Task instructions:
[1] In the Hong Kong passage, what was the vote count when the House of Representatives passed the Hong Kong Human Rights and Democracy Act?
[2] Decide whether each statement agrees with the Hong Kong passage. Answer yes or no, and quote the deciding words. (a) The act passed the U.S. Senate unanimously. (b) About 50 protesters were still on the campus as of Wednesday evening local time. (c) President Donald Trump has already signed the act into law.
[3] Copy the section of the Hong Kong passage that begins with the words "The Hong Kong Human Rights and Democracy Act passed" and ends after the words "417-1 on Wednesday.".

Text passage:
────────────────────
The Hong Kong Human Rights and Democracy Act passed unanimously in the U.S. Senate on Tuesday and passed in the House of Representatives 417-1 on Wednesday.

President Donald Trump is expected to sign the legislation into law.

The bill's passage comes on the heel of clashes between police and protesters at Hong Kong Polytechnic University. Student protesters, including many high schoolers, descended on the campus last week. Police forces surrounded the campus with a tight barrier.

In the ensuing siege, some protesters fended off the police with Molotov cocktails, homemade napalm bombs, bows and arrows and various improvised weapons. With food dwindling and trash accumulating, hundreds of protesters have either escaped or been arrested.

As of Wednesday evening local time, about 50 protesters were still holed up in the campus.

Some sources say that the passing of the Hong Kong Human Rights and Democracy Act by the U.S. Congress this week was spurned by the latest clashes between police and protesters.

Broadly speaking, the bill modifies U.S. foreign policy toward Hong Kong, putting more emphasis on preserving Hong Kong's autonomy from mainland China.
────────────────────
Raw data:
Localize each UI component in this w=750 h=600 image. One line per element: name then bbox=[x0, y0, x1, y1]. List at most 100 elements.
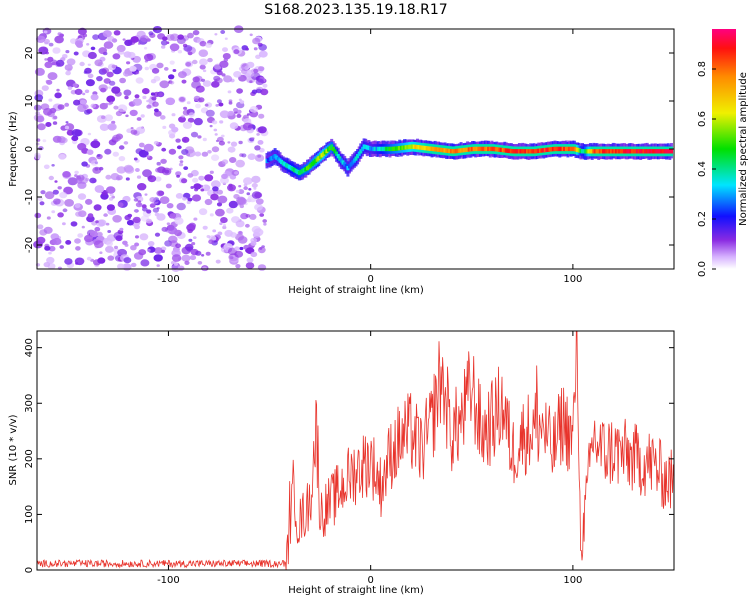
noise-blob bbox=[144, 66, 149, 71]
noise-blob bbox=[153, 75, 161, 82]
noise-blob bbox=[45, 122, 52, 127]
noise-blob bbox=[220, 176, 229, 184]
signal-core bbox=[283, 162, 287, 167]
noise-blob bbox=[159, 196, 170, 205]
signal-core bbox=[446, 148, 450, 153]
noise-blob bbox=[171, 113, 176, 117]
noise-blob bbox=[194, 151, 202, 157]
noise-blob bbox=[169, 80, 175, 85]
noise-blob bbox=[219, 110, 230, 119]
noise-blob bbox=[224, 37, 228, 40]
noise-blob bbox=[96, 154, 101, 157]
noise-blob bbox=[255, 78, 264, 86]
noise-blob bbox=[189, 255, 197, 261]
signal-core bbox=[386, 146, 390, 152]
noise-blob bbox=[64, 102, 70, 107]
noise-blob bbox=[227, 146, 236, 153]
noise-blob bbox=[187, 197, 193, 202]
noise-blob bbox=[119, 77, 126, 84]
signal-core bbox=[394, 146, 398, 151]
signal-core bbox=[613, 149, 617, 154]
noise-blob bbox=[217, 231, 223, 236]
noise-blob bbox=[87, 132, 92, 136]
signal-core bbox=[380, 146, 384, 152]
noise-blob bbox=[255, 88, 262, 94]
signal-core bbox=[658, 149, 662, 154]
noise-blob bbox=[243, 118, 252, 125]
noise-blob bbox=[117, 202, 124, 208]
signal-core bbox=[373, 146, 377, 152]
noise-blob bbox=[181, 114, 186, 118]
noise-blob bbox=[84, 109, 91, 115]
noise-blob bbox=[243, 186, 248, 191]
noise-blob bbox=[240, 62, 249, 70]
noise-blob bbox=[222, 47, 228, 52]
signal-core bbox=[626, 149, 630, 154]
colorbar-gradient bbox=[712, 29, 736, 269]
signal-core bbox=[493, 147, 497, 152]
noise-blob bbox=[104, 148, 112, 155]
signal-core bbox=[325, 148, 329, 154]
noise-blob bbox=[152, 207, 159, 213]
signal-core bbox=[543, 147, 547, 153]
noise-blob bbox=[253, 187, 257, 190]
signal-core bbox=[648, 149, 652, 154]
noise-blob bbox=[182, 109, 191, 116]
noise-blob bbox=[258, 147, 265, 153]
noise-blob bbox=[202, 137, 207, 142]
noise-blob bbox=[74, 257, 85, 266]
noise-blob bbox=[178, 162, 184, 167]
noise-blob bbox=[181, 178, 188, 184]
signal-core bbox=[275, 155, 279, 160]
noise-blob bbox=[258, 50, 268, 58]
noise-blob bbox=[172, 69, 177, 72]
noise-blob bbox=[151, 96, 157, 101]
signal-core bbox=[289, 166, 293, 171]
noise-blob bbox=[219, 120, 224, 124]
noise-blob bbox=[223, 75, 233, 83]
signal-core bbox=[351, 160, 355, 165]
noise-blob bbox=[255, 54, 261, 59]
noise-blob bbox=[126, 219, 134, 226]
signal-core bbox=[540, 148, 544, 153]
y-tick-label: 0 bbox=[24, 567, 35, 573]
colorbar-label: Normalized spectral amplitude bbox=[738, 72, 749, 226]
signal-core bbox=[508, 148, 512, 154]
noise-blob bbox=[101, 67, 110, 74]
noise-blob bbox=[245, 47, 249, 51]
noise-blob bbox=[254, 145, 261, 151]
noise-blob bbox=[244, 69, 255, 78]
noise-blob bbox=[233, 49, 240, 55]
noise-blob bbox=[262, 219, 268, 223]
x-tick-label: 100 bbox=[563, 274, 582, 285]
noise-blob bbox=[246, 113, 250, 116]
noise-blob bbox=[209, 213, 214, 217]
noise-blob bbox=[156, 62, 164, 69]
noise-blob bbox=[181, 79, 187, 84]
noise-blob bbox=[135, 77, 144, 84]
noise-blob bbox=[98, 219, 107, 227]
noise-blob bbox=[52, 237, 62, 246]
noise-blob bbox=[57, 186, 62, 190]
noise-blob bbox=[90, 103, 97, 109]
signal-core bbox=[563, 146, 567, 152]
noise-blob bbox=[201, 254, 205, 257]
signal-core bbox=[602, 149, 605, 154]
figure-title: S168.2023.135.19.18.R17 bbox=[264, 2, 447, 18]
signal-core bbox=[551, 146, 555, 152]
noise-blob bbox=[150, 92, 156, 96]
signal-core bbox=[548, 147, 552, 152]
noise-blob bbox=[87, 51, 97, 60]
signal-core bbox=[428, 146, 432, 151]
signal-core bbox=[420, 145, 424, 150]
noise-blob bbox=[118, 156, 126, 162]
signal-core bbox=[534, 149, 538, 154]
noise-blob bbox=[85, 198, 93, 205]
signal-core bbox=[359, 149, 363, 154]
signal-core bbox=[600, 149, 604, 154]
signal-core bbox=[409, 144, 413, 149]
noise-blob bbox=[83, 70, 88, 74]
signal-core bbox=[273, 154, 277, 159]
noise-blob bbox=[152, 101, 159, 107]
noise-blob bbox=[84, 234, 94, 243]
────────────────────
Full answers:
[1] 417-1

[2]
(a) Yes: "passed unanimously in the U.S. Senate on Tuesday"
(b) Yes: "As of Wednesday evening local time, about 50 protesters were still holed up in the campus."
(c) No: "President Donald Trump is expected to sign the legislation into law."

[3]
The Hong Kong Human Rights and Democracy Act passed unanimously in the U.S. Senate on Tuesday and passed in the House of Representatives 417-1 on Wednesday.